Problem to solve
Repeat what the lines below say, word for word, and skip every image.

▼

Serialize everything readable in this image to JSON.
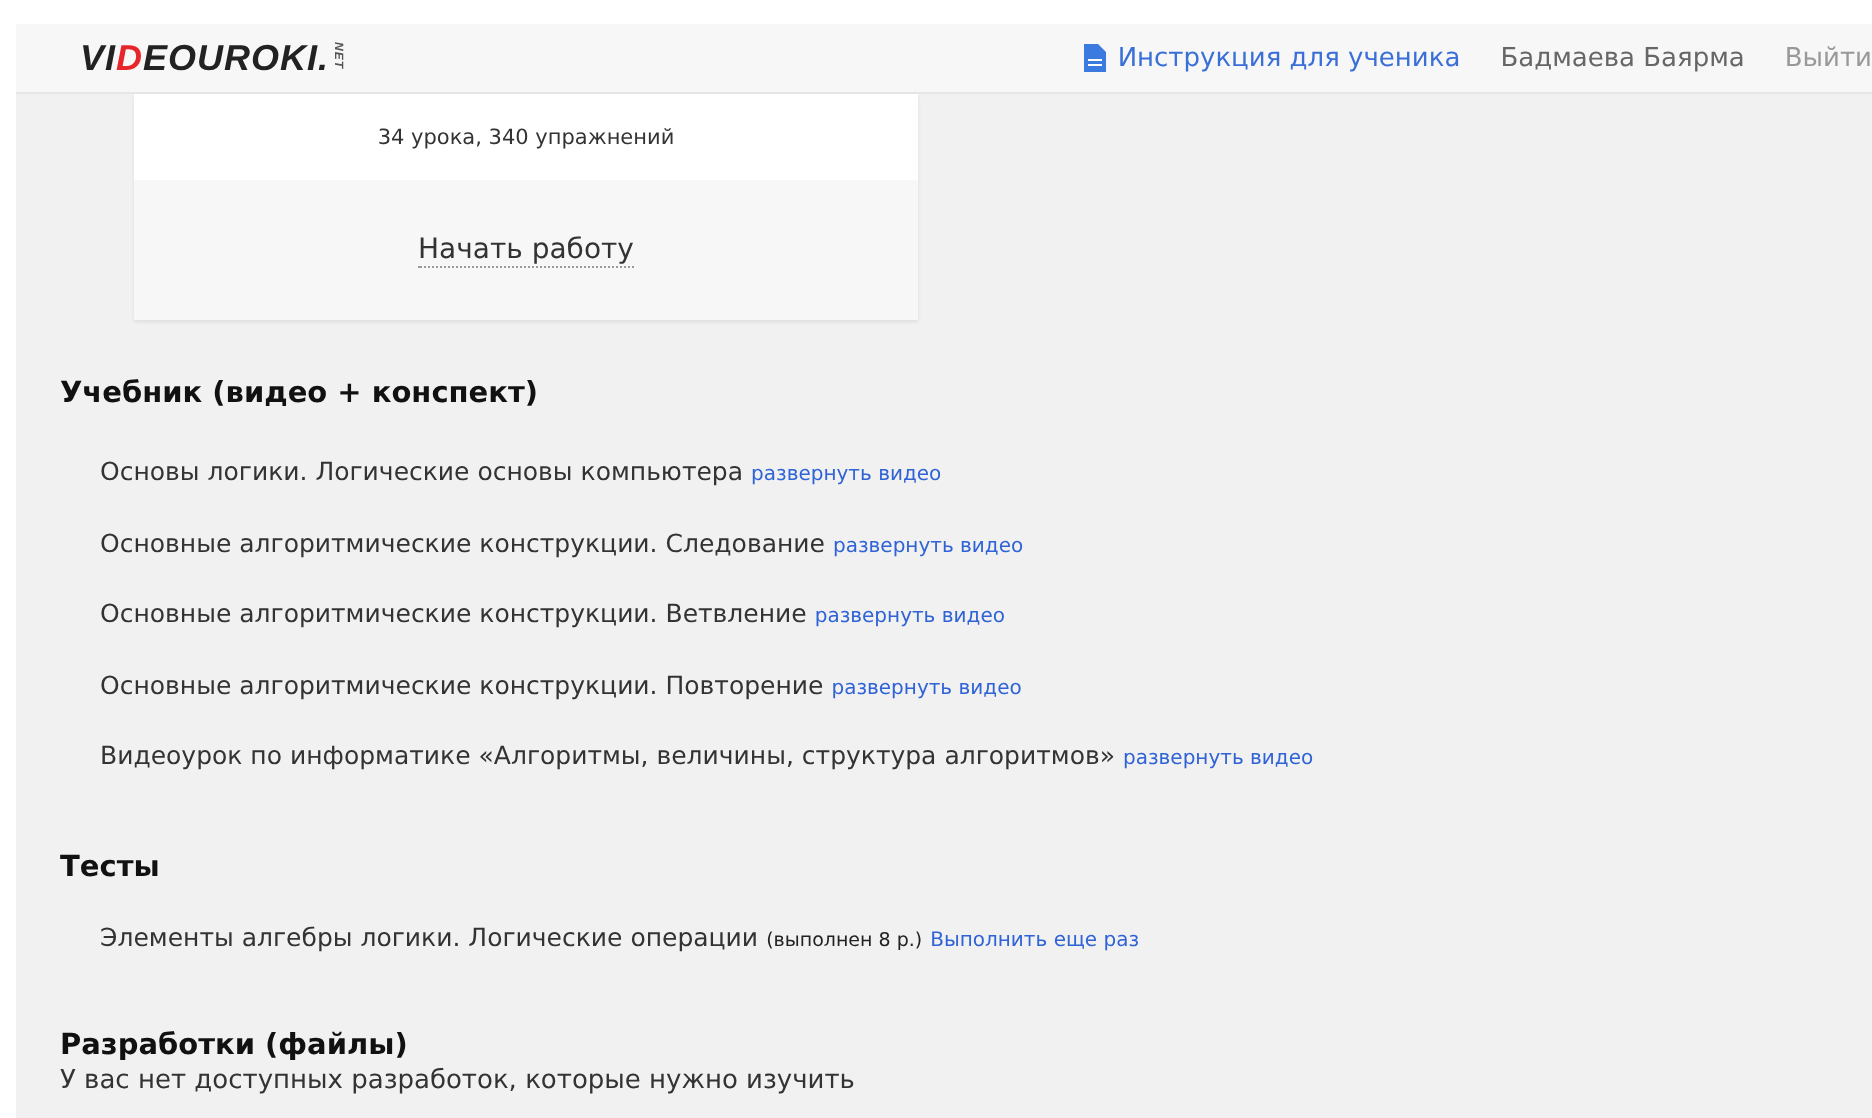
{
  "header": {
    "logo": {
      "before": "VI",
      "accent": "D",
      "after": "EOUROKI.",
      "suffix": "NET"
    },
    "instruction_link": "Инструкция для ученика",
    "user_name": "Бадмаева Баярма",
    "logout": "Выйти"
  },
  "course_card": {
    "summary": "34 урока, 340 упражнений",
    "start_button": "Начать работу"
  },
  "textbook": {
    "title": "Учебник (видео + конспект)",
    "items": [
      {
        "title": "Основы логики. Логические основы компьютера",
        "link": "развернуть видео"
      },
      {
        "title": "Основные алгоритмические конструкции. Следование",
        "link": "развернуть видео"
      },
      {
        "title": "Основные алгоритмические конструкции. Ветвление",
        "link": "развернуть видео"
      },
      {
        "title": "Основные алгоритмические конструкции. Повторение",
        "link": "развернуть видео"
      },
      {
        "title": "Видеоурок по информатике «Алгоритмы, величины, структура алгоритмов»",
        "link": "развернуть видео"
      }
    ]
  },
  "tests": {
    "title": "Тесты",
    "items": [
      {
        "title": "Элементы алгебры логики. Логические операции",
        "note": "(выполнен 8 р.)",
        "link": "Выполнить еще раз"
      }
    ]
  },
  "materials": {
    "title": "Разработки (файлы)",
    "message": "У вас нет доступных разработок, которые нужно изучить"
  }
}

▲

Finished exercise
Serialize everything readable in this image to JSON.
{
  "header": {
    "logo": {
      "before": "VI",
      "accent": "D",
      "after": "EOUROKI.",
      "suffix": "NET"
    },
    "instruction_link": "Инструкция для ученика",
    "user_name": "Бадмаева Баярма",
    "logout": "Выйти"
  },
  "course_card": {
    "summary": "34 урока, 340 упражнений",
    "start_button": "Начать работу"
  },
  "textbook": {
    "title": "Учебник (видео + конспект)",
    "items": [
      {
        "title": "Основы логики. Логические основы компьютера",
        "link": "развернуть видео"
      },
      {
        "title": "Основные алгоритмические конструкции. Следование",
        "link": "развернуть видео"
      },
      {
        "title": "Основные алгоритмические конструкции. Ветвление",
        "link": "развернуть видео"
      },
      {
        "title": "Основные алгоритмические конструкции. Повторение",
        "link": "развернуть видео"
      },
      {
        "title": "Видеоурок по информатике «Алгоритмы, величины, структура алгоритмов»",
        "link": "развернуть видео"
      }
    ]
  },
  "tests": {
    "title": "Тесты",
    "items": [
      {
        "title": "Элементы алгебры логики. Логические операции",
        "note": "(выполнен 8 р.)",
        "link": "Выполнить еще раз"
      }
    ]
  },
  "materials": {
    "title": "Разработки (файлы)",
    "message": "У вас нет доступных разработок, которые нужно изучить"
  }
}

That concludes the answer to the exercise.